# [Try it]
For each line of the data below that holds "Repertoire", copy the line.
Start of Records supplied
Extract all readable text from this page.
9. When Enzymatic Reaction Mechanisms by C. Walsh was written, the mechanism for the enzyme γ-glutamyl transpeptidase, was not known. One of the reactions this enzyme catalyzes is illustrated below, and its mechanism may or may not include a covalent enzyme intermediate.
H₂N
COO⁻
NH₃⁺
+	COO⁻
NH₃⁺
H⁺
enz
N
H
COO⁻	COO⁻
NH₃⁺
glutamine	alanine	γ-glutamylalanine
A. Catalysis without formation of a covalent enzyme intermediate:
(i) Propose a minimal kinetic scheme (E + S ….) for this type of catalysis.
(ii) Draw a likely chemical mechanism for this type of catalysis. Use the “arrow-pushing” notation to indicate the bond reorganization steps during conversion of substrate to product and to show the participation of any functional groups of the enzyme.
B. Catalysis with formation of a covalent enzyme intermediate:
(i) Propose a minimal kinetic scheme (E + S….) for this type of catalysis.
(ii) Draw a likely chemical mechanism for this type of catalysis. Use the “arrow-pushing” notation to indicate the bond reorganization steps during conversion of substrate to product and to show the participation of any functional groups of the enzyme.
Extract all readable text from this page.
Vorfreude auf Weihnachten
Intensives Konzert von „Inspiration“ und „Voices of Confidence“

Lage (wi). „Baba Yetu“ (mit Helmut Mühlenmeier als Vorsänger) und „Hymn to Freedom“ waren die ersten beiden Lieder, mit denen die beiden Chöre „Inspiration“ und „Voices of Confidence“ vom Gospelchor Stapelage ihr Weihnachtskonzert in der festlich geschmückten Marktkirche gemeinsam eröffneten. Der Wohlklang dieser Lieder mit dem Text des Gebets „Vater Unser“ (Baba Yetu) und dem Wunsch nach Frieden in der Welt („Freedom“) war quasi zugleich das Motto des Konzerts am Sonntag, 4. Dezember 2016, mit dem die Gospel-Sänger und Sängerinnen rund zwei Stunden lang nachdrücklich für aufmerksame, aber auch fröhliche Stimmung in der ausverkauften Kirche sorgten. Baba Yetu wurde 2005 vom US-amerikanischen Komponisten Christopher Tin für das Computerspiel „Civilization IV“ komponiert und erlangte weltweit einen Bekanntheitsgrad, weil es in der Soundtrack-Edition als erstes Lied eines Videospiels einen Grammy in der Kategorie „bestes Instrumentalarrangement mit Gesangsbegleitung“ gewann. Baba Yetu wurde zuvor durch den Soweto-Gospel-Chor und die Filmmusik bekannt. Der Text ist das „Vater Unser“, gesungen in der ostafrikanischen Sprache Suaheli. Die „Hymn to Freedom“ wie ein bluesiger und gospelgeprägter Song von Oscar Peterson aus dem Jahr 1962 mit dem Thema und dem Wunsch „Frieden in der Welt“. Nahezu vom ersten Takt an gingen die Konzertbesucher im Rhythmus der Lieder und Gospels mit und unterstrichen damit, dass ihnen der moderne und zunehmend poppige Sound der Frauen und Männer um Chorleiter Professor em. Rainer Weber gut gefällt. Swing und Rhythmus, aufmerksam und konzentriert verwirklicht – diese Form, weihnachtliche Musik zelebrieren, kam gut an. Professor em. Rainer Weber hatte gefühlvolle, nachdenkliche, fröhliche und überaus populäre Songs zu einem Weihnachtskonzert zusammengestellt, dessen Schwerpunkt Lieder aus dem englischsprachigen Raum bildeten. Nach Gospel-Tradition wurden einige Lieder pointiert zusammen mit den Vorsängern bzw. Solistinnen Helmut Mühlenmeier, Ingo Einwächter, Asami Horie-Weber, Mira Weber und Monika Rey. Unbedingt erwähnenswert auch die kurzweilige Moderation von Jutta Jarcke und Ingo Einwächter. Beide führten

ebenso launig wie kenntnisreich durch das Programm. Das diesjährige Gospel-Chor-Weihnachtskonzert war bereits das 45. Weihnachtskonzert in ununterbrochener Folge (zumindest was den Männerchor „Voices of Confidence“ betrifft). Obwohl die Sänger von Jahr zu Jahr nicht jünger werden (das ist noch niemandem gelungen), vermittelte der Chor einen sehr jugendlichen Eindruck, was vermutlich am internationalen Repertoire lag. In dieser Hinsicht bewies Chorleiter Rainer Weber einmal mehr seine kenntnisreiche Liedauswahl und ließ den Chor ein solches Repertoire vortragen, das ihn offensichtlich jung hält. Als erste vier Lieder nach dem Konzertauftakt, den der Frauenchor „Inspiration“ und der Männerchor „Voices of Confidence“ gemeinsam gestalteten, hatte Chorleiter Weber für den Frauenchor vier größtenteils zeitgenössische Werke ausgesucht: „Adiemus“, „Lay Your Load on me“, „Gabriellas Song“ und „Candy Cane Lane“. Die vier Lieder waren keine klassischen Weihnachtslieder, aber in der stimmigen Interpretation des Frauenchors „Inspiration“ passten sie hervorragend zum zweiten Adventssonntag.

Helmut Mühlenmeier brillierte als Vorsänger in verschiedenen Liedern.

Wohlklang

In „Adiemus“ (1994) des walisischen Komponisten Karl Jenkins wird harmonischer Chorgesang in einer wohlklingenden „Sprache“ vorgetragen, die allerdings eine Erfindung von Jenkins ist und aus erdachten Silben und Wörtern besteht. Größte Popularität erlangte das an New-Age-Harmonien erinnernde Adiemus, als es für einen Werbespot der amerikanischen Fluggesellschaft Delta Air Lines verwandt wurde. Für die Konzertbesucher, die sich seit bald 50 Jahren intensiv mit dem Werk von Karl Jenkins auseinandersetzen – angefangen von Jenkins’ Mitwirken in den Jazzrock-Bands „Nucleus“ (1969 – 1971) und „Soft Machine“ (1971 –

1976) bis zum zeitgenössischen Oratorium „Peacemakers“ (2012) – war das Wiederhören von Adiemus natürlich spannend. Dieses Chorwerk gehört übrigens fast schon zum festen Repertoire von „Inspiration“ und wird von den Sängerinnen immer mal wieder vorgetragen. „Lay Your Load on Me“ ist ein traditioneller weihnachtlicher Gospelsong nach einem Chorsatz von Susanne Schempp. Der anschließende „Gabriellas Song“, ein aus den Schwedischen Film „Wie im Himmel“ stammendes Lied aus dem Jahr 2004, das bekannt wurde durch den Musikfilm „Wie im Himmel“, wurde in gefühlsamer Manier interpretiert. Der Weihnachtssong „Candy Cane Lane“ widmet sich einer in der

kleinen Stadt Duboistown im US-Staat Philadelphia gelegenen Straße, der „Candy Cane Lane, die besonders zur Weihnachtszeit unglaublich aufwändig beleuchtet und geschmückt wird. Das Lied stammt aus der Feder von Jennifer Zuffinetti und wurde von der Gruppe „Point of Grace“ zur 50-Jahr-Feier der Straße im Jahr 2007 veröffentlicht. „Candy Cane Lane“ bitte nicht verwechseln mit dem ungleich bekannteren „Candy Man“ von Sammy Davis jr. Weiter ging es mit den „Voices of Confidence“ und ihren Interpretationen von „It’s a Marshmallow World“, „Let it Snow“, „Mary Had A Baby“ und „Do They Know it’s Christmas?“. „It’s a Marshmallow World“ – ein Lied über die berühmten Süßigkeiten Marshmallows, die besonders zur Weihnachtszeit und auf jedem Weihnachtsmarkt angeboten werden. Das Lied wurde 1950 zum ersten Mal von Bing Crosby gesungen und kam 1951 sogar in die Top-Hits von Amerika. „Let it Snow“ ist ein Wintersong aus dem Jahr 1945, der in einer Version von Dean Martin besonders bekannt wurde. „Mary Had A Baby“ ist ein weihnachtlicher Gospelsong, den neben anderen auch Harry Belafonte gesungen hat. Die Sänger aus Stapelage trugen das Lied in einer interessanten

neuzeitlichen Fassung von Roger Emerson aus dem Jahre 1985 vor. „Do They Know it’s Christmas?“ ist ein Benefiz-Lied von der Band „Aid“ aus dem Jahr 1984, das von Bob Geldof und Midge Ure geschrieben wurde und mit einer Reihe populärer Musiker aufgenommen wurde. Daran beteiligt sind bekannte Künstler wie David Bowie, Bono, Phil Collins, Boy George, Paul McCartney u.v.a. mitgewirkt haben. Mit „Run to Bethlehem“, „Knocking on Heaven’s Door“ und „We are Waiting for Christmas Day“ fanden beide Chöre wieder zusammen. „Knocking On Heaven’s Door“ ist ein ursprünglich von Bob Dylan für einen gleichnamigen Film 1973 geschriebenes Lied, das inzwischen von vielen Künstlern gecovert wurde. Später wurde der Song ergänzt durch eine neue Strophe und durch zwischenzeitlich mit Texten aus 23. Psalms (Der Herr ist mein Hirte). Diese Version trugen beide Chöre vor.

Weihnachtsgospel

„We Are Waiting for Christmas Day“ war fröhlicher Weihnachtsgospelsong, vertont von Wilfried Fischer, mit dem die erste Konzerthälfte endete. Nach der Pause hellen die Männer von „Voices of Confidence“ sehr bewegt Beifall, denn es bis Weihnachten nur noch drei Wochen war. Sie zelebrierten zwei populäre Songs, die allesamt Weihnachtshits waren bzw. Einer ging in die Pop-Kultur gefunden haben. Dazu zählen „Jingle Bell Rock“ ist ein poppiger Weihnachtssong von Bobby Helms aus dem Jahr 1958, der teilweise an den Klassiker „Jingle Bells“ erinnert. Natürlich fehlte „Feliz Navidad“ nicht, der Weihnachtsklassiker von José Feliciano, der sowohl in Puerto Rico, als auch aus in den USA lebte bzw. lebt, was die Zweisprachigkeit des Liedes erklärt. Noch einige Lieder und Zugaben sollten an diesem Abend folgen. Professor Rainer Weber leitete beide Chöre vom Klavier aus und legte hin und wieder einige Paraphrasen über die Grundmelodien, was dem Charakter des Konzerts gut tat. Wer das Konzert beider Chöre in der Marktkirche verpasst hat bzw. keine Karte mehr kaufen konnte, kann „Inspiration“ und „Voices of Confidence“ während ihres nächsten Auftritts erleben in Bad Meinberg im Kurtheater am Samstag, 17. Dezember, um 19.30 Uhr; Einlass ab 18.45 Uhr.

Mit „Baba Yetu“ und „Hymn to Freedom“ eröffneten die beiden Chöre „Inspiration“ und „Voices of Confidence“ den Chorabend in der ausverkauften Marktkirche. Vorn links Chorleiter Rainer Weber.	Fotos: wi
End of Records supplied
# [Solution for this problem]
ebenso launig wie kenntnisreich durch das Programm. Das diesjährige Gospel-Chor-Weihnachtskonzert war bereits das 45. Weihnachtskonzert in ununterbrochener Folge (zumindest was den Männerchor „Voices of Confidence“ betrifft). Obwohl die Sänger von Jahr zu Jahr nicht jünger werden (das ist noch niemandem gelungen), vermittelte der Chor einen sehr jugendlichen Eindruck, was vermutlich am internationalen Repertoire lag. In dieser Hinsicht bewies Chorleiter Rainer Weber einmal mehr seine kenntnisreiche Liedauswahl und ließ den Chor ein solches Repertoire vortragen, das ihn offensichtlich jung hält. Als erste vier Lieder nach dem Konzertauftakt, den der Frauenchor „Inspiration“ und der Männerchor „Voices of Confidence“ gemeinsam gestalteten, hatte Chorleiter Weber für den Frauenchor vier größtenteils zeitgenössische Werke ausgesucht: „Adiemus“, „Lay Your Load on me“, „Gabriellas Song“ und „Candy Cane Lane“. Die vier Lieder waren keine klassischen Weihnachtslieder, aber in der stimmigen Interpretation des Frauenchors „Inspiration“ passten sie hervorragend zum zweiten Adventssonntag.
1976) bis zum zeitgenössischen Oratorium „Peacemakers“ (2012) – war das Wiederhören von Adiemus natürlich spannend. Dieses Chorwerk gehört übrigens fast schon zum festen Repertoire von „Inspiration“ und wird von den Sängerinnen immer mal wieder vorgetragen. „Lay Your Load on Me“ ist ein traditioneller weihnachtlicher Gospelsong nach einem Chorsatz von Susanne Schempp. Der anschließende „Gabriellas Song“, ein aus den Schwedischen Film „Wie im Himmel“ stammendes Lied aus dem Jahr 2004, das bekannt wurde durch den Musikfilm „Wie im Himmel“, wurde in gefühlsamer Manier interpretiert. Der Weihnachtssong „Candy Cane Lane“ widmet sich einer in der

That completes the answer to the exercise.